++++ SOURCE MATERIAL ++++

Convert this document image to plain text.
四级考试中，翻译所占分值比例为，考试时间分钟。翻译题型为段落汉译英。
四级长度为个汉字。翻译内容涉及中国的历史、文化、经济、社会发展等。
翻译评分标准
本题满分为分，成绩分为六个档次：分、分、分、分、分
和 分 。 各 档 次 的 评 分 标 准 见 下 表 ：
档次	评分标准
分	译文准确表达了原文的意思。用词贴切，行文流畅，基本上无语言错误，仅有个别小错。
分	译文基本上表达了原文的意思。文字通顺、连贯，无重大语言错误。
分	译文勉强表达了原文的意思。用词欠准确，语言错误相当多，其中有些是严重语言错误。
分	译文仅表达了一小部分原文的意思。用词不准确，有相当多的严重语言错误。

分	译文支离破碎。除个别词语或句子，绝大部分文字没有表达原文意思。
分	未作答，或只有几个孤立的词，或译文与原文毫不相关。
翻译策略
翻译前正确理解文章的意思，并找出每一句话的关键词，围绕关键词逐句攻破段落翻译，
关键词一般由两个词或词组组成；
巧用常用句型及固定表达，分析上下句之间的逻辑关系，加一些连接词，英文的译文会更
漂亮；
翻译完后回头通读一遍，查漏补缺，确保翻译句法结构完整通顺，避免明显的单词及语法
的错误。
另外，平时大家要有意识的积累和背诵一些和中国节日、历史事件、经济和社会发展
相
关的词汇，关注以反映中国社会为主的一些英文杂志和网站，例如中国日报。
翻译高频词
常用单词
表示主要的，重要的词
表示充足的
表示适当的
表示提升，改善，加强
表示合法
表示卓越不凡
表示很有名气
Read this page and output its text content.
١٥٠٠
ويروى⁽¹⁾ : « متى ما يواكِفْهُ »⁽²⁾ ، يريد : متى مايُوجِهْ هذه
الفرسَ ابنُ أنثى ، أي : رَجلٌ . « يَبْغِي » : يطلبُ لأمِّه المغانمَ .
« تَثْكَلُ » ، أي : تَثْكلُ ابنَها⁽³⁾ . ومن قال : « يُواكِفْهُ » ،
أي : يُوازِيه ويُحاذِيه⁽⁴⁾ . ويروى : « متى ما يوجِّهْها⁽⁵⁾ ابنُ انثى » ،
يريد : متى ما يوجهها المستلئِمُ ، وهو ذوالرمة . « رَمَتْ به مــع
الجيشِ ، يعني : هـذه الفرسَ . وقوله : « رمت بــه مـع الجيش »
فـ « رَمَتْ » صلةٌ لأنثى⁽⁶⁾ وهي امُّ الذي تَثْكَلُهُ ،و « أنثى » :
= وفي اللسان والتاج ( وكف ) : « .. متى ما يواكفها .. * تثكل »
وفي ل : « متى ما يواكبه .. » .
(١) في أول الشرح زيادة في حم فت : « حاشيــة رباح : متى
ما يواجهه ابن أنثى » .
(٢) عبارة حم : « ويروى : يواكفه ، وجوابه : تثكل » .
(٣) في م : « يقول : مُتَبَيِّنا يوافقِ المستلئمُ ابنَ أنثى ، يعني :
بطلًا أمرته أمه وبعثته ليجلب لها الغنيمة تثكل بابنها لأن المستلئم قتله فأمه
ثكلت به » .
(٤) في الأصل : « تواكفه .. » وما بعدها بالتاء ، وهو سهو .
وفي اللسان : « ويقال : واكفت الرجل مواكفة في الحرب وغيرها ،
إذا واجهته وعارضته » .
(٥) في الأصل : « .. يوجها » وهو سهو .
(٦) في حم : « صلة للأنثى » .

++++

**GIVEN EXERCISE:**
Retype the listing exactly, in full.

**TASK ANSWER:**
Convert this document image to plain text.
四级考试中，翻译所占分值比例为，考试时间分钟。翻译题型为段落汉译英。
四级长度为个汉字。翻译内容涉及中国的历史、文化、经济、社会发展等。
翻译评分标准
本题满分为分，成绩分为六个档次：分、分、分、分、分
和 分 。 各 档 次 的 评 分 标 准 见 下 表 ：
档次	评分标准
分	译文准确表达了原文的意思。用词贴切，行文流畅，基本上无语言错误，仅有个别小错。
分	译文基本上表达了原文的意思。文字通顺、连贯，无重大语言错误。
分	译文勉强表达了原文的意思。用词欠准确，语言错误相当多，其中有些是严重语言错误。
分	译文仅表达了一小部分原文的意思。用词不准确，有相当多的严重语言错误。

分	译文支离破碎。除个别词语或句子，绝大部分文字没有表达原文意思。
分	未作答，或只有几个孤立的词，或译文与原文毫不相关。
翻译策略
翻译前正确理解文章的意思，并找出每一句话的关键词，围绕关键词逐句攻破段落翻译，
关键词一般由两个词或词组组成；
巧用常用句型及固定表达，分析上下句之间的逻辑关系，加一些连接词，英文的译文会更
漂亮；
翻译完后回头通读一遍，查漏补缺，确保翻译句法结构完整通顺，避免明显的单词及语法
的错误。
另外，平时大家要有意识的积累和背诵一些和中国节日、历史事件、经济和社会发展
相
关的词汇，关注以反映中国社会为主的一些英文杂志和网站，例如中国日报。
翻译高频词
常用单词
表示主要的，重要的词
表示充足的
表示适当的
表示提升，改善，加强
表示合法
表示卓越不凡
表示很有名气
Read this page and output its text content.
١٥٠٠
ويروى⁽¹⁾ : « متى ما يواكِفْهُ »⁽²⁾ ، يريد : متى مايُوجِهْ هذه
الفرسَ ابنُ أنثى ، أي : رَجلٌ . « يَبْغِي » : يطلبُ لأمِّه المغانمَ .
« تَثْكَلُ » ، أي : تَثْكلُ ابنَها⁽³⁾ . ومن قال : « يُواكِفْهُ » ،
أي : يُوازِيه ويُحاذِيه⁽⁴⁾ . ويروى : « متى ما يوجِّهْها⁽⁵⁾ ابنُ انثى » ،
يريد : متى ما يوجهها المستلئِمُ ، وهو ذوالرمة . « رَمَتْ به مــع
الجيشِ ، يعني : هـذه الفرسَ . وقوله : « رمت بــه مـع الجيش »
فـ « رَمَتْ » صلةٌ لأنثى⁽⁶⁾ وهي امُّ الذي تَثْكَلُهُ ،و « أنثى » :
= وفي اللسان والتاج ( وكف ) : « .. متى ما يواكفها .. * تثكل »
وفي ل : « متى ما يواكبه .. » .
(١) في أول الشرح زيادة في حم فت : « حاشيــة رباح : متى
ما يواجهه ابن أنثى » .
(٢) عبارة حم : « ويروى : يواكفه ، وجوابه : تثكل » .
(٣) في م : « يقول : مُتَبَيِّنا يوافقِ المستلئمُ ابنَ أنثى ، يعني :
بطلًا أمرته أمه وبعثته ليجلب لها الغنيمة تثكل بابنها لأن المستلئم قتله فأمه
ثكلت به » .
(٤) في الأصل : « تواكفه .. » وما بعدها بالتاء ، وهو سهو .
وفي اللسان : « ويقال : واكفت الرجل مواكفة في الحرب وغيرها ،
إذا واجهته وعارضته » .
(٥) في الأصل : « .. يوجها » وهو سهو .
(٦) في حم : « صلة للأنثى » .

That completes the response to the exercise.